SHORT PROBLEM:
State how many lines include "július", giving the number by itself.
*** EXERCISE DATA
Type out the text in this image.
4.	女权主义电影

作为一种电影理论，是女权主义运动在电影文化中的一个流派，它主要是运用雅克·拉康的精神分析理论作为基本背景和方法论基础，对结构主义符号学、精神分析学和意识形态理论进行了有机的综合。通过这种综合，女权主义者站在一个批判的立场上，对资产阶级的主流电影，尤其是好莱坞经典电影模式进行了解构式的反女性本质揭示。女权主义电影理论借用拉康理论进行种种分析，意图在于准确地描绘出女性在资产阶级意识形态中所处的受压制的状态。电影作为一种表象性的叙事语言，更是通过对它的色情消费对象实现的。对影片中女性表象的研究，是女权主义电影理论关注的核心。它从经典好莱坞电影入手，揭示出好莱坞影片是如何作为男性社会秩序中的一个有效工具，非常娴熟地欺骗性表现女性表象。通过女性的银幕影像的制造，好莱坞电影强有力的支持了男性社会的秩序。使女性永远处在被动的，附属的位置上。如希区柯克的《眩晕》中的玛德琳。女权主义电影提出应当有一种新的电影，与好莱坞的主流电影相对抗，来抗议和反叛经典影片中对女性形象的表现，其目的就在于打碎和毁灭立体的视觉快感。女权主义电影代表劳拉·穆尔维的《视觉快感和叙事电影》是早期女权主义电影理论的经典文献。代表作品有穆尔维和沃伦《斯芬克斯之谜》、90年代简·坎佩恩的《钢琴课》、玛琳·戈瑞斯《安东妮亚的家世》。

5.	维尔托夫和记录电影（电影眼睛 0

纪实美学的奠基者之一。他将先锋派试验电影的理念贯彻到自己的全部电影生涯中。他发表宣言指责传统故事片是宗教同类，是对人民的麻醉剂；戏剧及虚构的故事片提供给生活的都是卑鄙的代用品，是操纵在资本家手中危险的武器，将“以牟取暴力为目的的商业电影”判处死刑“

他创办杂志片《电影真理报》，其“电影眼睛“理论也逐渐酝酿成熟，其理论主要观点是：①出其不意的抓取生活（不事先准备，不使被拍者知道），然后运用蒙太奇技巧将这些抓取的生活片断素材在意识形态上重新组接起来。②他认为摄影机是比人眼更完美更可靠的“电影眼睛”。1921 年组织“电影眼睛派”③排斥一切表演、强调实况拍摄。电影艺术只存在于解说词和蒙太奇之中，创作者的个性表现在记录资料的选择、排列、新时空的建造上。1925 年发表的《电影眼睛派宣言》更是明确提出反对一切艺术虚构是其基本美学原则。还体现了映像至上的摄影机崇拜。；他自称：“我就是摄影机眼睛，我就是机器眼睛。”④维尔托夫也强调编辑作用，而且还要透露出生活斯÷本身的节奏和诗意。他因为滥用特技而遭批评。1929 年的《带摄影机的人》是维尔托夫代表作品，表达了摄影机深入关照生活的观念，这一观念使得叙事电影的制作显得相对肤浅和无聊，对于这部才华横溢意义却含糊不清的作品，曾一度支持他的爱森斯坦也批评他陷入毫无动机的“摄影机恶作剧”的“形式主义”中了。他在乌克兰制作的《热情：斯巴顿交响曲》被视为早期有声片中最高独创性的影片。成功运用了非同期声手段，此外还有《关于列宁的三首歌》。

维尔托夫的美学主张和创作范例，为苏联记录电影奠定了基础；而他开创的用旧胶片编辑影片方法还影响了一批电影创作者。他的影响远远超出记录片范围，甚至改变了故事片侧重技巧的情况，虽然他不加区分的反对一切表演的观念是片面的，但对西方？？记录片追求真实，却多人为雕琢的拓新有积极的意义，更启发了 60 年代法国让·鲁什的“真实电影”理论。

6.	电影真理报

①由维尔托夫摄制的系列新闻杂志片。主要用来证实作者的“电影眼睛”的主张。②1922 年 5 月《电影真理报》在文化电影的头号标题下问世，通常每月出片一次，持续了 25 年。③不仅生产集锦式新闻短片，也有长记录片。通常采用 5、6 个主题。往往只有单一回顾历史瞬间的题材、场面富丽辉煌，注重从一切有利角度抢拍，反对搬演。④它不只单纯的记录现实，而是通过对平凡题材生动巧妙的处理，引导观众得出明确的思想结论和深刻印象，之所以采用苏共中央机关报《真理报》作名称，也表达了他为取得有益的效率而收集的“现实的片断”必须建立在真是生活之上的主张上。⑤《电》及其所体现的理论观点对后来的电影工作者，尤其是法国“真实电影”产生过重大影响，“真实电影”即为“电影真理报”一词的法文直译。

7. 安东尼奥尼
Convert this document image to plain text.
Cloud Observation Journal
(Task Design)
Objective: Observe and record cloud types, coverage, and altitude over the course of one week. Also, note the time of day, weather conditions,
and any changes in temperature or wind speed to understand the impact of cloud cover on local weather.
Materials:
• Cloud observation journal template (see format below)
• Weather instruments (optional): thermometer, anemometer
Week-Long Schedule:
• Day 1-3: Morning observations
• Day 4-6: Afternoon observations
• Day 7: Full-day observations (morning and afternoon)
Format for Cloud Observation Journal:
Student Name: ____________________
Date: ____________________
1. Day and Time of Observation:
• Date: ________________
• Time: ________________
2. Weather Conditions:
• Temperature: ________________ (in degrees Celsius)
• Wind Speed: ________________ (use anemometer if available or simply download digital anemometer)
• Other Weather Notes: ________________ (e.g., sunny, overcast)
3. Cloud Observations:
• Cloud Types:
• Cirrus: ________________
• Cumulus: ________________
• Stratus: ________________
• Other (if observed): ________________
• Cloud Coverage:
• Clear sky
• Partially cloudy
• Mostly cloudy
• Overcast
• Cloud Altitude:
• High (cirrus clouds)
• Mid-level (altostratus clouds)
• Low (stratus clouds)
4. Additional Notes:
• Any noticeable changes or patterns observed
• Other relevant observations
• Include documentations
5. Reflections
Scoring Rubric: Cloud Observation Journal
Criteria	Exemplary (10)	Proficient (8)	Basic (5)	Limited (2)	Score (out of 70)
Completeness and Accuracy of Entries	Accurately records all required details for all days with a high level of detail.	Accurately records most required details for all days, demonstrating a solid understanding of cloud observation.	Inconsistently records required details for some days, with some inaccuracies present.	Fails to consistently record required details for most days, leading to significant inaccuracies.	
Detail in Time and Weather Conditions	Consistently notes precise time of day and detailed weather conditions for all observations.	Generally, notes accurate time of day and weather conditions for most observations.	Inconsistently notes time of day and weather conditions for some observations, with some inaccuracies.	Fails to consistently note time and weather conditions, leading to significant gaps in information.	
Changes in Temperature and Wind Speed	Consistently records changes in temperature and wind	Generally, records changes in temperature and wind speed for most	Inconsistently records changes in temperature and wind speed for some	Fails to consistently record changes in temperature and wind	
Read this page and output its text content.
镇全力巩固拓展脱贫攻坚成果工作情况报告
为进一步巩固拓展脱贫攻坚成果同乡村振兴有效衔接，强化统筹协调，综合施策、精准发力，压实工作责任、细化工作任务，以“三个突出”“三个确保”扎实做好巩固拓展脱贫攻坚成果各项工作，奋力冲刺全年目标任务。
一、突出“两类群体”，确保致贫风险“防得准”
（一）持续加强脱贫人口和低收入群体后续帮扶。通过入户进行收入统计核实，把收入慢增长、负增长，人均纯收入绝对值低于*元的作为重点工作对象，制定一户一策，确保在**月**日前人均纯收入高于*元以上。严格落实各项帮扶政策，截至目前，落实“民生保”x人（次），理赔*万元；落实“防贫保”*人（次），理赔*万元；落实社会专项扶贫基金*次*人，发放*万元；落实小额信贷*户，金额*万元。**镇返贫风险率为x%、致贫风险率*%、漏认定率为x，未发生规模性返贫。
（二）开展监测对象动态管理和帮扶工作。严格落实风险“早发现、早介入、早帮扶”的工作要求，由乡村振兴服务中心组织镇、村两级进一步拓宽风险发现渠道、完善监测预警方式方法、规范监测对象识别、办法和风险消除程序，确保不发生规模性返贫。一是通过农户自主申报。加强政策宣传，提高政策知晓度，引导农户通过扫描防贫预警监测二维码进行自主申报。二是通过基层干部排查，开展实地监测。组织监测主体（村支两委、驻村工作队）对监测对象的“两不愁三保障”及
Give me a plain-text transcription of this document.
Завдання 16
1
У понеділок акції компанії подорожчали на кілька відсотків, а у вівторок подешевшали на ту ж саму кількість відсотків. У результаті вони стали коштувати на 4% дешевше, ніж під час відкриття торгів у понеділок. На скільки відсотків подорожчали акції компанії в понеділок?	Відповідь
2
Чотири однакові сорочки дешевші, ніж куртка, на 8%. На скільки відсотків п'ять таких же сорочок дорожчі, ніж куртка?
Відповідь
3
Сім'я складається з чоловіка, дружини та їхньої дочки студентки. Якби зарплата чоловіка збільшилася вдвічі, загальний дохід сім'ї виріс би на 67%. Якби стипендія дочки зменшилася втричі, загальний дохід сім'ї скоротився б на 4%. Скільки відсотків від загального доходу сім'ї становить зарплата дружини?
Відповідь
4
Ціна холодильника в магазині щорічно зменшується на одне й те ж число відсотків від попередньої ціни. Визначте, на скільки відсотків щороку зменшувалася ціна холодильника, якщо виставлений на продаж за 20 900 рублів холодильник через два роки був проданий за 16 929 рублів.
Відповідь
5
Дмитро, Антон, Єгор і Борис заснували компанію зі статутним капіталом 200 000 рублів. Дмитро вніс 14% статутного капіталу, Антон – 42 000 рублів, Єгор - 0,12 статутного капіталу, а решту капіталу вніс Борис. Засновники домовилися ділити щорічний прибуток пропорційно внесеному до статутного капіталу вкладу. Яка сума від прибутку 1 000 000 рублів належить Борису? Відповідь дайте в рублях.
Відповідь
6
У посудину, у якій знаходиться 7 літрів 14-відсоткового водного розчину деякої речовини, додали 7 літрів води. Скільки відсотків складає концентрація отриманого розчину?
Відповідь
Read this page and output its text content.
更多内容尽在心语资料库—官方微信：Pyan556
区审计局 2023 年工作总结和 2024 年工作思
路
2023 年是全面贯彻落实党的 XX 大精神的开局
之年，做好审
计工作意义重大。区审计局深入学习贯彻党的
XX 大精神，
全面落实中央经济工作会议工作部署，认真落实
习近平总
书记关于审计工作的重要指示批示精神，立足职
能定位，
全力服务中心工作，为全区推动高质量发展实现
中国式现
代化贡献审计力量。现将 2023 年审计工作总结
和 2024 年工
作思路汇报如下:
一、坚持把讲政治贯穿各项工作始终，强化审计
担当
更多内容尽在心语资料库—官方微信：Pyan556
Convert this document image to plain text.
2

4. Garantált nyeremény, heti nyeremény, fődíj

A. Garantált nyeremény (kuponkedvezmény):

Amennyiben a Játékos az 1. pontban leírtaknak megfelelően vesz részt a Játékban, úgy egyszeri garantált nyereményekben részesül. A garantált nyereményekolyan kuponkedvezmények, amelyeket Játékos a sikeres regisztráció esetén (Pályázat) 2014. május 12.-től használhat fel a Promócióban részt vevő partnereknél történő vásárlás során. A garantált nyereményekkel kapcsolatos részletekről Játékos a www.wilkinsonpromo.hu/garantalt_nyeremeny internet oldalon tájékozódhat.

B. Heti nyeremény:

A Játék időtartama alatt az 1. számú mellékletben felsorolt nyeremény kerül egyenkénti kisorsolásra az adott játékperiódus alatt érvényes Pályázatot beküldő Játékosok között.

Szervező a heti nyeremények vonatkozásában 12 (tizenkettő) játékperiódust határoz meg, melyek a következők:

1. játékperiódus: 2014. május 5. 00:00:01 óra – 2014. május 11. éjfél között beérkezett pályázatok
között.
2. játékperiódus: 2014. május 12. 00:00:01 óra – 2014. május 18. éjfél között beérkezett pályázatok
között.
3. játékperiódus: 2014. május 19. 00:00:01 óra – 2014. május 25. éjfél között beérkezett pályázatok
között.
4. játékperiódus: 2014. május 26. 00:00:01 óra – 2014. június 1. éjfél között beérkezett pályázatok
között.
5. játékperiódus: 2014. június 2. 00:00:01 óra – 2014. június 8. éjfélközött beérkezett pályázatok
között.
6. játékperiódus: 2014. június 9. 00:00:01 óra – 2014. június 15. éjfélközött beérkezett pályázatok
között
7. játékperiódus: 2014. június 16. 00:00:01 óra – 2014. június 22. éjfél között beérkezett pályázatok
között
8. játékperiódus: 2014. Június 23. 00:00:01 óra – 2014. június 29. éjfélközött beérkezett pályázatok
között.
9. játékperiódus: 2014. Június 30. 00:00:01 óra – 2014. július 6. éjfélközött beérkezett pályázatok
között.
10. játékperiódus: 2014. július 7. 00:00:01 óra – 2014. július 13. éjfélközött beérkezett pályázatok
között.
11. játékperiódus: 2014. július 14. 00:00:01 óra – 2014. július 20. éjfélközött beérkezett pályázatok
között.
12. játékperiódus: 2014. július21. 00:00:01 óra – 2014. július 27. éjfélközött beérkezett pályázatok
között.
******
TASK OUTPUT:
4